* Task *
Review the lines that follow and copy each one that contains the word "along".

* Records shown *
-- begin --

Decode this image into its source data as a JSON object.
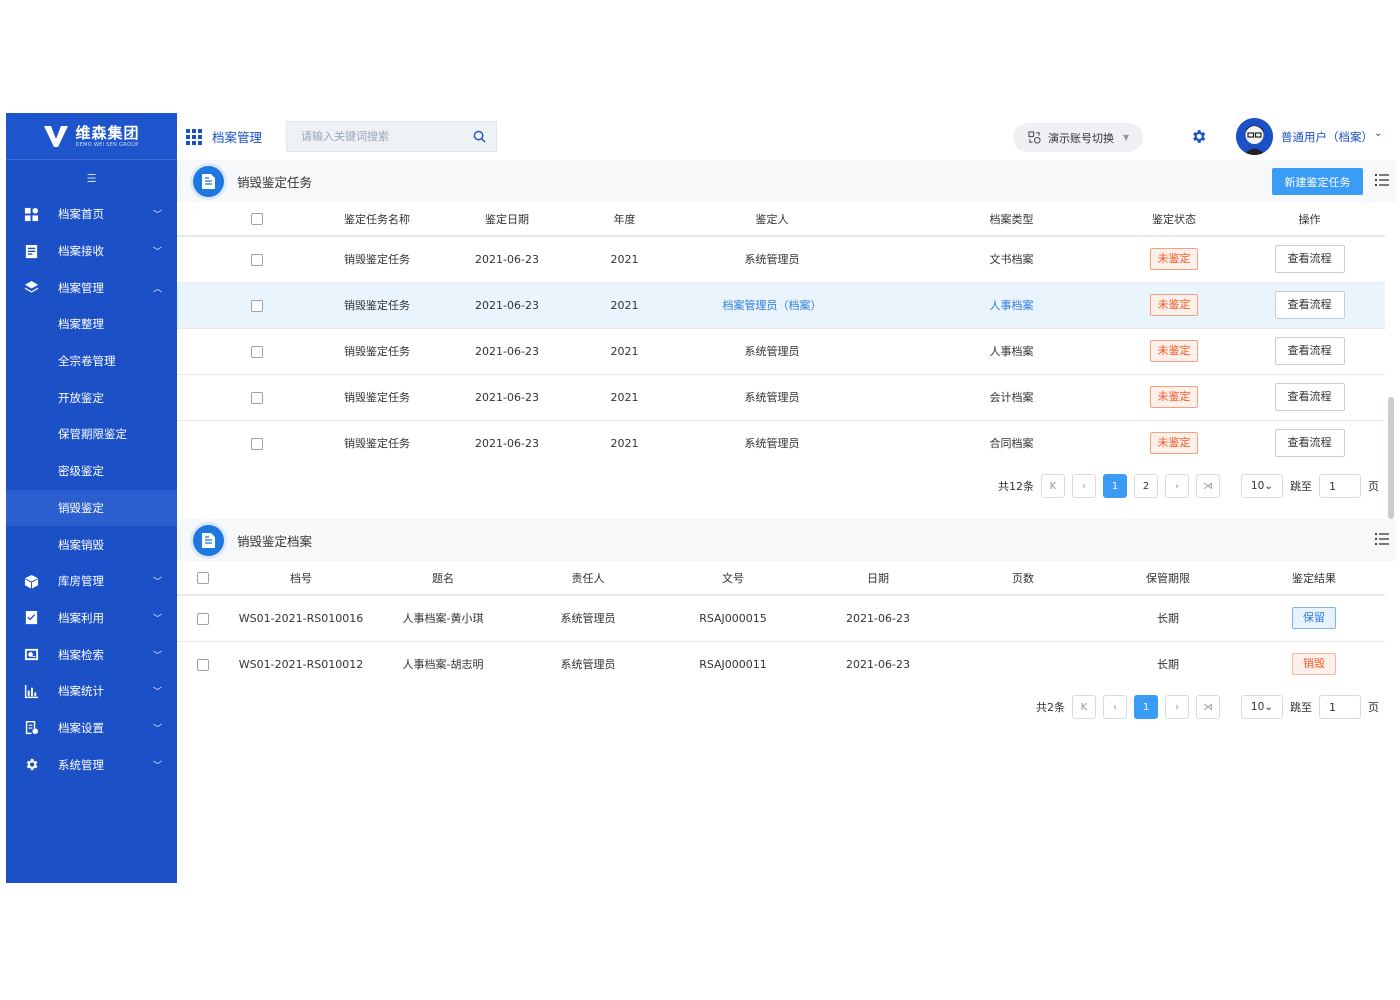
{
  "brand": {
    "name": "维森集团",
    "sub": "DEMO WEI SEN GROUP"
  },
  "header": {
    "app_name": "档案管理",
    "search_placeholder": "请输入关键词搜索",
    "switch_label": "演示账号切换",
    "user_name": "普通用户（档案）"
  },
  "sidebar": {
    "items": [
      {
        "label": "档案首页",
        "icon": "dashboard-icon"
      },
      {
        "label": "档案接收",
        "icon": "inbox-icon"
      },
      {
        "label": "档案管理",
        "icon": "layers-icon",
        "expanded": true,
        "children": [
          "档案整理",
          "全宗卷管理",
          "开放鉴定",
          "保管期限鉴定",
          "密级鉴定",
          "销毁鉴定",
          "档案销毁"
        ]
      },
      {
        "label": "库房管理",
        "icon": "cube-icon"
      },
      {
        "label": "档案利用",
        "icon": "checklist-icon"
      },
      {
        "label": "档案检索",
        "icon": "search-doc-icon"
      },
      {
        "label": "档案统计",
        "icon": "bar-chart-icon"
      },
      {
        "label": "档案设置",
        "icon": "settings-doc-icon"
      },
      {
        "label": "系统管理",
        "icon": "gear-icon"
      }
    ],
    "active_child": "销毁鉴定"
  },
  "tasks": {
    "title": "销毁鉴定任务",
    "new_button": "新建鉴定任务",
    "columns": [
      "鉴定任务名称",
      "鉴定日期",
      "年度",
      "鉴定人",
      "档案类型",
      "鉴定状态",
      "操作"
    ],
    "rows": [
      {
        "name": "销毁鉴定任务",
        "date": "2021-06-23",
        "year": "2021",
        "person": "系统管理员",
        "type": "文书档案",
        "status": "未鉴定",
        "action": "查看流程"
      },
      {
        "name": "销毁鉴定任务",
        "date": "2021-06-23",
        "year": "2021",
        "person": "档案管理员（档案）",
        "type": "人事档案",
        "status": "未鉴定",
        "action": "查看流程",
        "highlight": true
      },
      {
        "name": "销毁鉴定任务",
        "date": "2021-06-23",
        "year": "2021",
        "person": "系统管理员",
        "type": "人事档案",
        "status": "未鉴定",
        "action": "查看流程"
      },
      {
        "name": "销毁鉴定任务",
        "date": "2021-06-23",
        "year": "2021",
        "person": "系统管理员",
        "type": "会计档案",
        "status": "未鉴定",
        "action": "查看流程"
      },
      {
        "name": "销毁鉴定任务",
        "date": "2021-06-23",
        "year": "2021",
        "person": "系统管理员",
        "type": "合同档案",
        "status": "未鉴定",
        "action": "查看流程"
      }
    ],
    "pager": {
      "total": "共12条",
      "pages": [
        "1",
        "2"
      ],
      "current": "1",
      "size": "10",
      "jump_label": "跳至",
      "jump_value": "1",
      "page_unit": "页"
    }
  },
  "archives": {
    "title": "销毁鉴定档案",
    "columns": [
      "档号",
      "题名",
      "责任人",
      "文号",
      "日期",
      "页数",
      "保管期限",
      "鉴定结果"
    ],
    "rows": [
      {
        "code": "WS01-2021-RS010016",
        "title": "人事档案-黄小琪",
        "owner": "系统管理员",
        "doc_no": "RSAJ000015",
        "date": "2021-06-23",
        "pages": "",
        "period": "长期",
        "result": "保留"
      },
      {
        "code": "WS01-2021-RS010012",
        "title": "人事档案-胡志明",
        "owner": "系统管理员",
        "doc_no": "RSAJ000011",
        "date": "2021-06-23",
        "pages": "",
        "period": "长期",
        "result": "销毁"
      }
    ],
    "pager": {
      "total": "共2条",
      "pages": [
        "1"
      ],
      "current": "1",
      "size": "10",
      "jump_label": "跳至",
      "jump_value": "1",
      "page_unit": "页"
    }
  },
  "colors": {
    "primary": "#1c50c6",
    "accent": "#3b9cf5",
    "warn": "#ef5a2a"
  }
}
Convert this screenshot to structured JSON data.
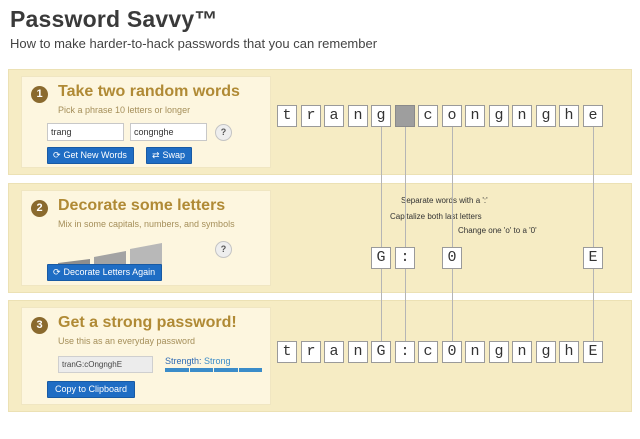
{
  "app": {
    "title": "Password Savvy™",
    "subtitle": "How to make harder-to-hack passwords that you can remember"
  },
  "step1": {
    "num": "1",
    "title": "Take two random words",
    "hint": "Pick a phrase 10 letters or longer",
    "word1": "trang",
    "word2": "congnghe",
    "help": "?",
    "new_words_label": "Get New Words",
    "swap_label": "Swap"
  },
  "step2": {
    "num": "2",
    "title": "Decorate some letters",
    "hint": "Mix in some capitals, numbers, and symbols",
    "help": "?",
    "decorate_label": "Decorate Letters Again"
  },
  "step3": {
    "num": "3",
    "title": "Get a strong password!",
    "hint": "Use this as an everyday password",
    "password": "tranG:cOngnghE",
    "strength_key": "Strength:",
    "strength_value": "Strong",
    "copy_label": "Copy to Clipboard"
  },
  "diagram": {
    "top_row": [
      "t",
      "r",
      "a",
      "n",
      "g",
      "",
      "c",
      "o",
      "n",
      "g",
      "n",
      "g",
      "h",
      "e"
    ],
    "changed": [
      "G",
      ":",
      "0",
      "E"
    ],
    "bottom_row": [
      "t",
      "r",
      "a",
      "n",
      "G",
      ":",
      "c",
      "0",
      "n",
      "g",
      "n",
      "g",
      "h",
      "E"
    ],
    "notes": {
      "separator": "Separate words with a ':'",
      "capitalize": "Capitalize both last letters",
      "change_o": "Change one 'o' to a '0'"
    }
  },
  "colors": {
    "band": "#f6ecc4",
    "card": "#fdf6df",
    "step_title": "#b08a35",
    "button": "#1f6dc4",
    "strength": "#3b8cc9"
  },
  "icons": {
    "refresh": "refresh-icon",
    "swap": "swap-icon"
  }
}
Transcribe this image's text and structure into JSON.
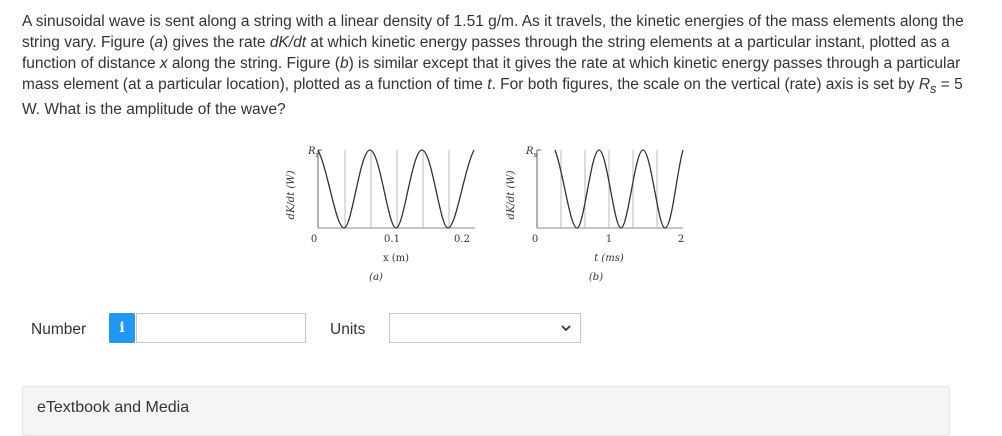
{
  "question": {
    "part1": "A sinusoidal wave is sent along a string with a linear density of 1.51 g/m. As it travels, the kinetic energies of the mass elements along the string vary. Figure (",
    "a1": "a",
    "part2": ") gives the rate ",
    "dkdt1": "dK/dt",
    "part3": " at which kinetic energy passes through the string elements at a particular instant, plotted as a function of distance ",
    "xvar": "x",
    "part4": " along the string. Figure (",
    "b1": "b",
    "part5": ") is similar except that it gives the rate at which kinetic energy passes through a particular mass element (at a particular location), plotted as a function of time ",
    "tvar": "t",
    "part6": ". For both figures, the scale on the vertical (rate) axis is set by ",
    "rs_base": "R",
    "rs_sub": "s",
    "part7": " = 5 W. What is the amplitude of the wave?"
  },
  "figure_a": {
    "ylabel": "dK/dt (W)",
    "rs_label": "R",
    "rs_sub": "s",
    "ticks": [
      "0",
      "0.1",
      "0.2"
    ],
    "xlabel": "x (m)",
    "caption": "(a)"
  },
  "figure_b": {
    "ylabel": "dK/dt (W)",
    "rs_label": "R",
    "rs_sub": "s",
    "ticks": [
      "0",
      "1",
      "2"
    ],
    "xlabel": "t (ms)",
    "caption": "(b)"
  },
  "answer": {
    "number_label": "Number",
    "info_icon": "i",
    "number_value": "",
    "units_label": "Units",
    "units_value": ""
  },
  "etextbook": {
    "label": "eTextbook and Media"
  }
}
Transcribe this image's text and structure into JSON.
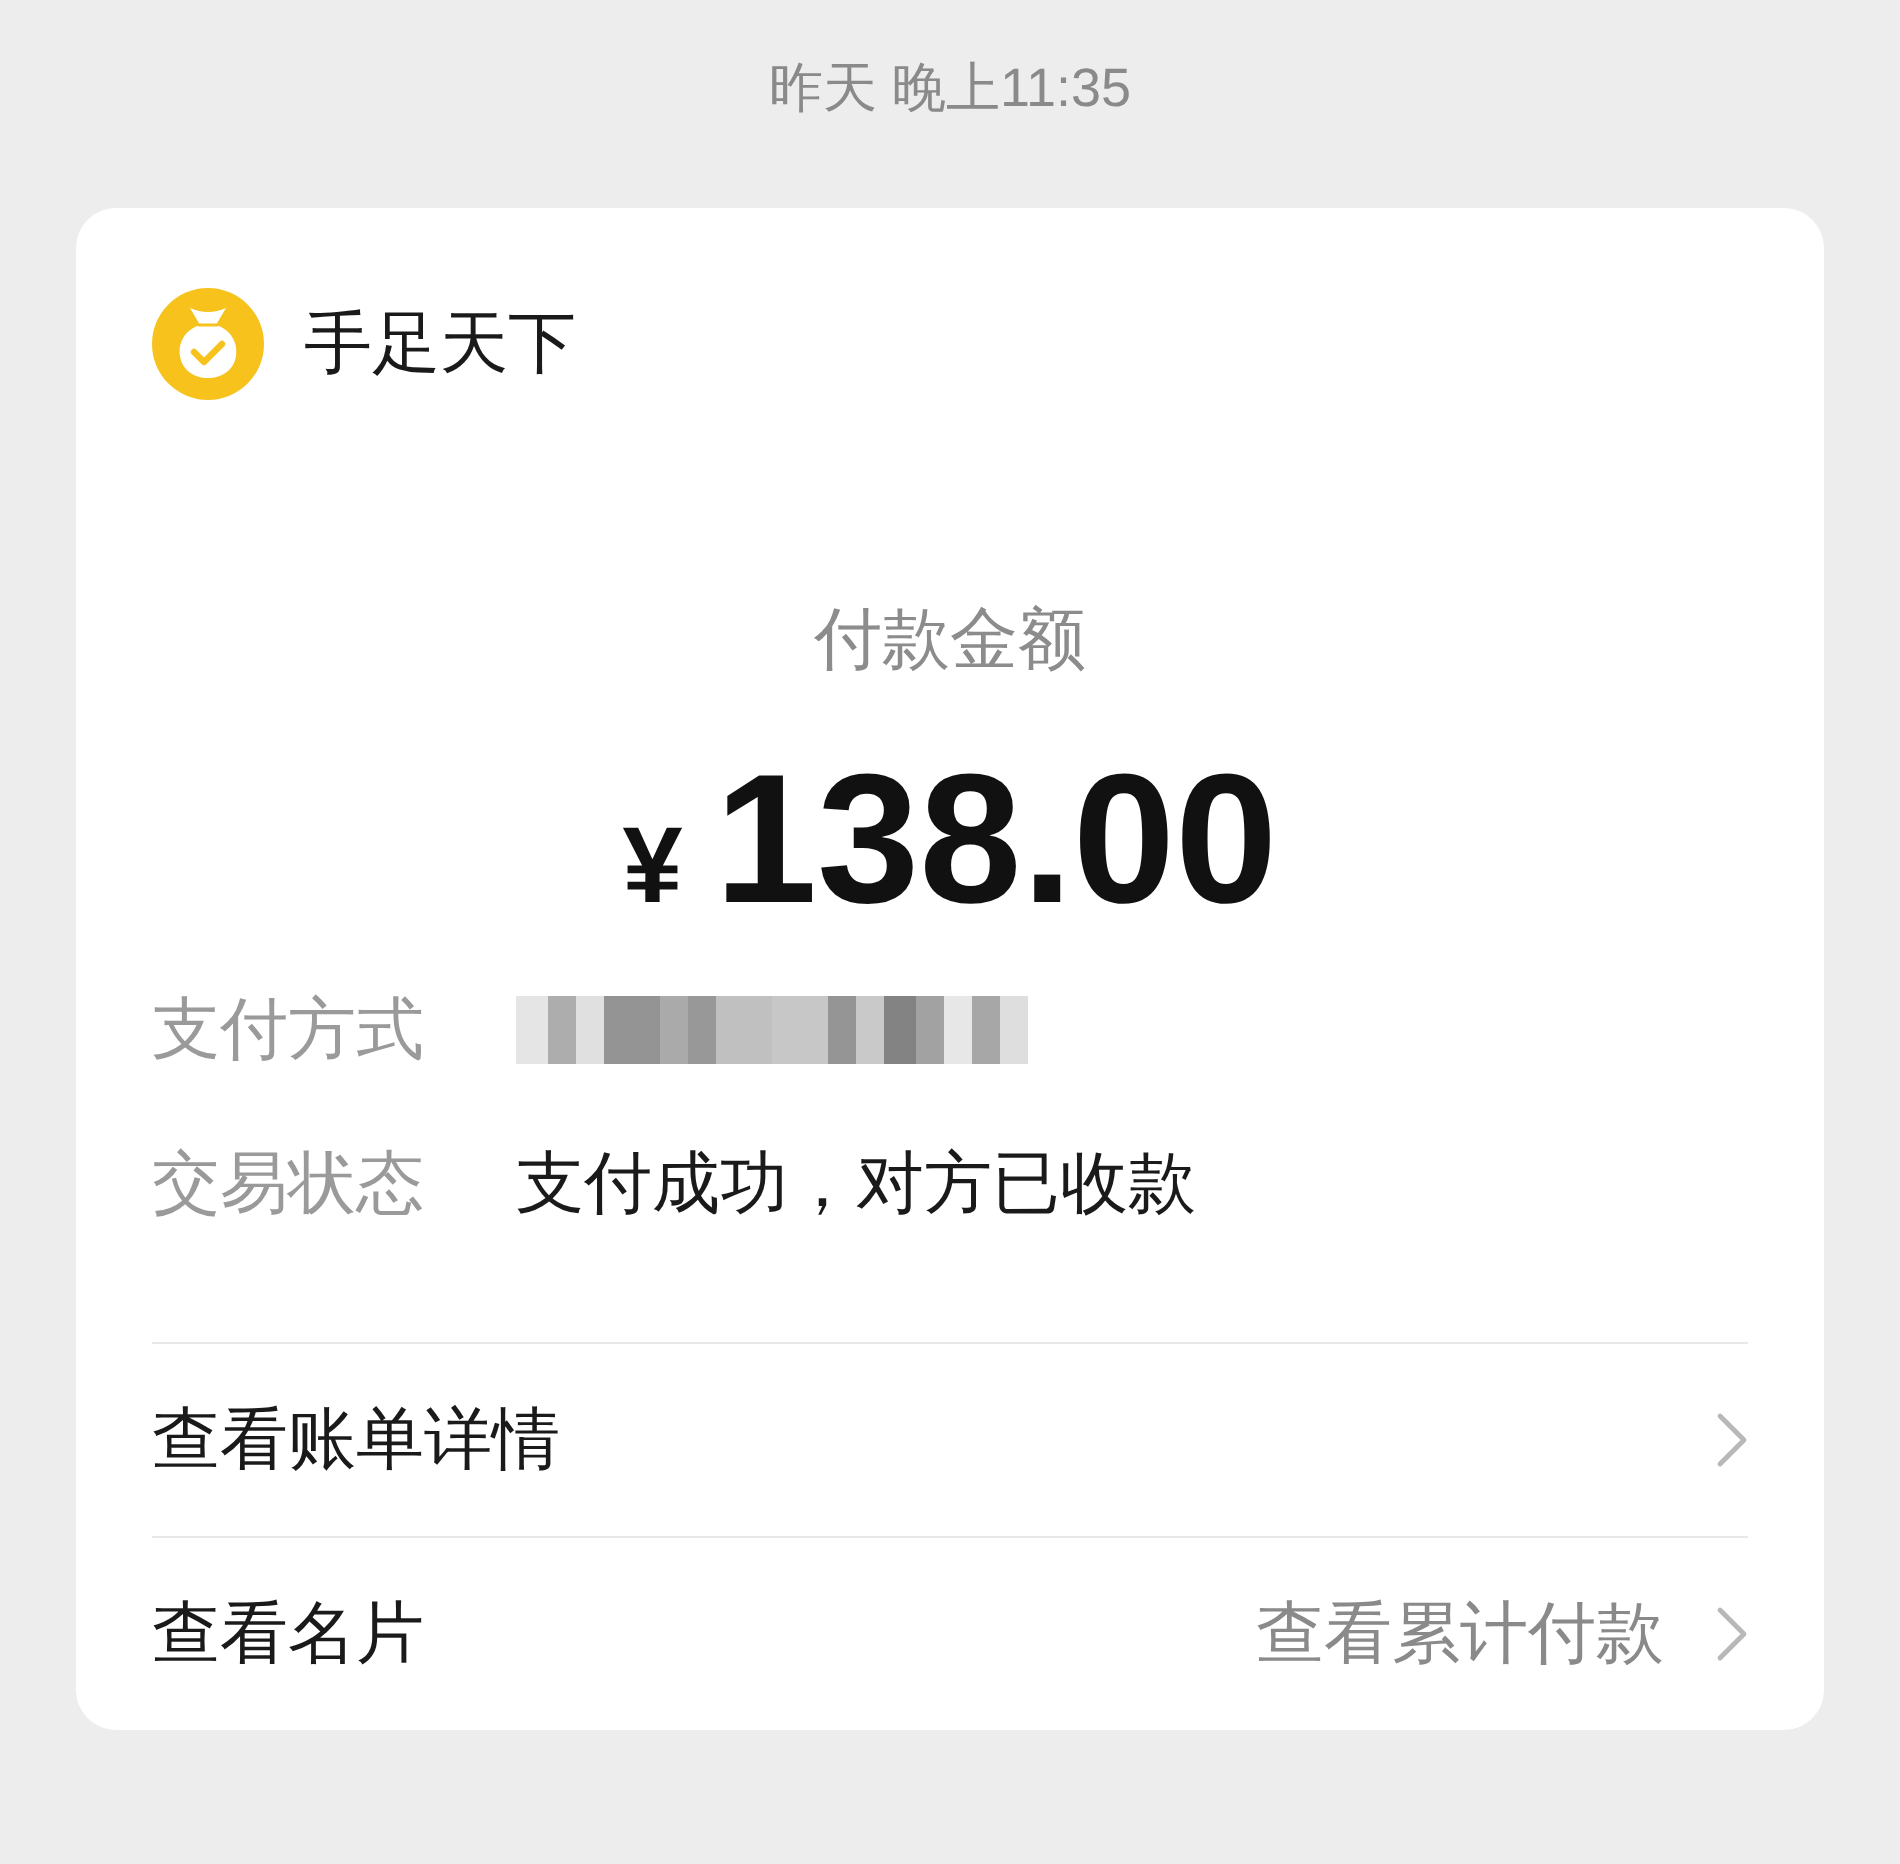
{
  "timestamp": "昨天 晚上11:35",
  "merchant": {
    "name": "手足天下"
  },
  "amount": {
    "label": "付款金额",
    "currency": "¥",
    "value": "138.00"
  },
  "details": [
    {
      "label": "支付方式",
      "kind": "redacted"
    },
    {
      "label": "交易状态",
      "kind": "text",
      "value": "支付成功，对方已收款"
    }
  ],
  "links": [
    {
      "label": "查看账单详情"
    },
    {
      "label": "查看名片",
      "value": "查看累计付款"
    }
  ]
}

-- end --

* Result *
    "part1": "A sinusoidal wave is sent along a string with a linear density of 1.51 g/m. As it travels, the kinetic energies of the mass elements along the string vary. Figure (",
    "part4": " along the string. Figure (",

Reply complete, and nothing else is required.